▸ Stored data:
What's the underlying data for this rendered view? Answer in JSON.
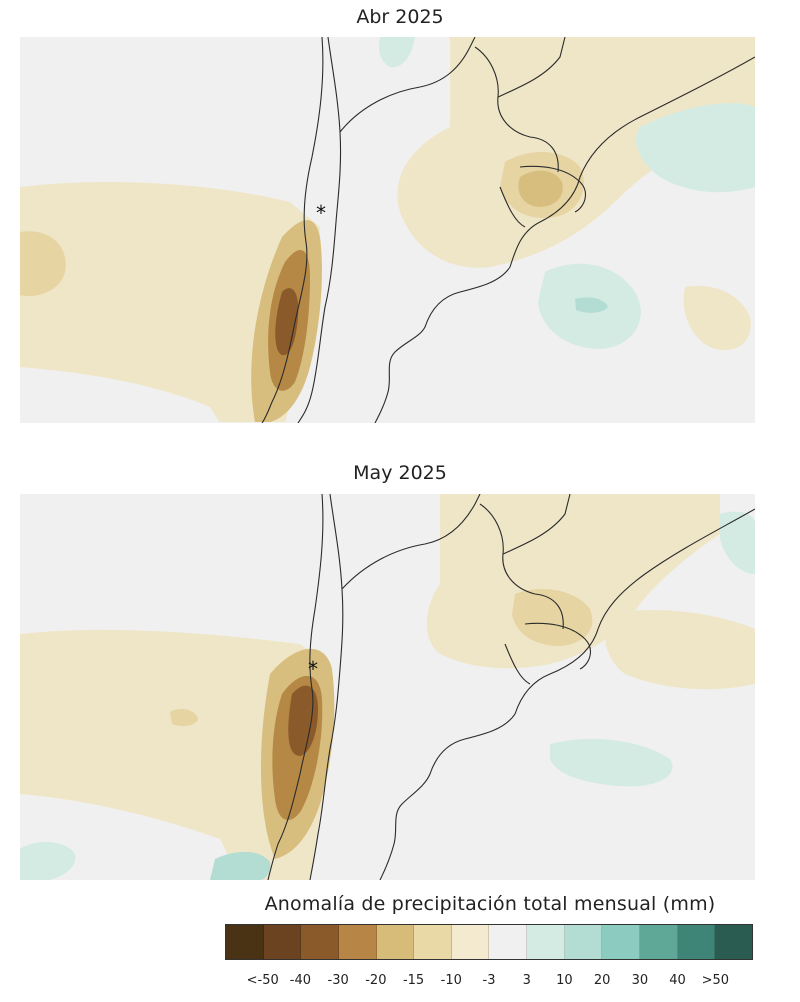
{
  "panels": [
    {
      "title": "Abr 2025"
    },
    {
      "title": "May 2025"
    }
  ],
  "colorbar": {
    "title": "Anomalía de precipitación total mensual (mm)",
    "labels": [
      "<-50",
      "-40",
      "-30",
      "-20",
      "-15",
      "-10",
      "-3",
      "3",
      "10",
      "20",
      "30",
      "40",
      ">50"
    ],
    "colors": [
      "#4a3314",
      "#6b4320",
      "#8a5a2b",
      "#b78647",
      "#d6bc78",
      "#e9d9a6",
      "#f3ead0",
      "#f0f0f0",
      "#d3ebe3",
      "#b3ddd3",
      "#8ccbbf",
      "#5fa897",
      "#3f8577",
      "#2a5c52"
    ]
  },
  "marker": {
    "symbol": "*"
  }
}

▸ REQUIREMENT: Quote everything in the listing above exactly; pictures are the only thing to omit.

▸ EXERCISE OUTPUT:
What's the underlying data for this rendered view? Answer in JSON.
{
  "panels": [
    {
      "title": "Abr 2025"
    },
    {
      "title": "May 2025"
    }
  ],
  "colorbar": {
    "title": "Anomalía de precipitación total mensual (mm)",
    "labels": [
      "<-50",
      "-40",
      "-30",
      "-20",
      "-15",
      "-10",
      "-3",
      "3",
      "10",
      "20",
      "30",
      "40",
      ">50"
    ],
    "colors": [
      "#4a3314",
      "#6b4320",
      "#8a5a2b",
      "#b78647",
      "#d6bc78",
      "#e9d9a6",
      "#f3ead0",
      "#f0f0f0",
      "#d3ebe3",
      "#b3ddd3",
      "#8ccbbf",
      "#5fa897",
      "#3f8577",
      "#2a5c52"
    ]
  },
  "marker": {
    "symbol": "*"
  }
}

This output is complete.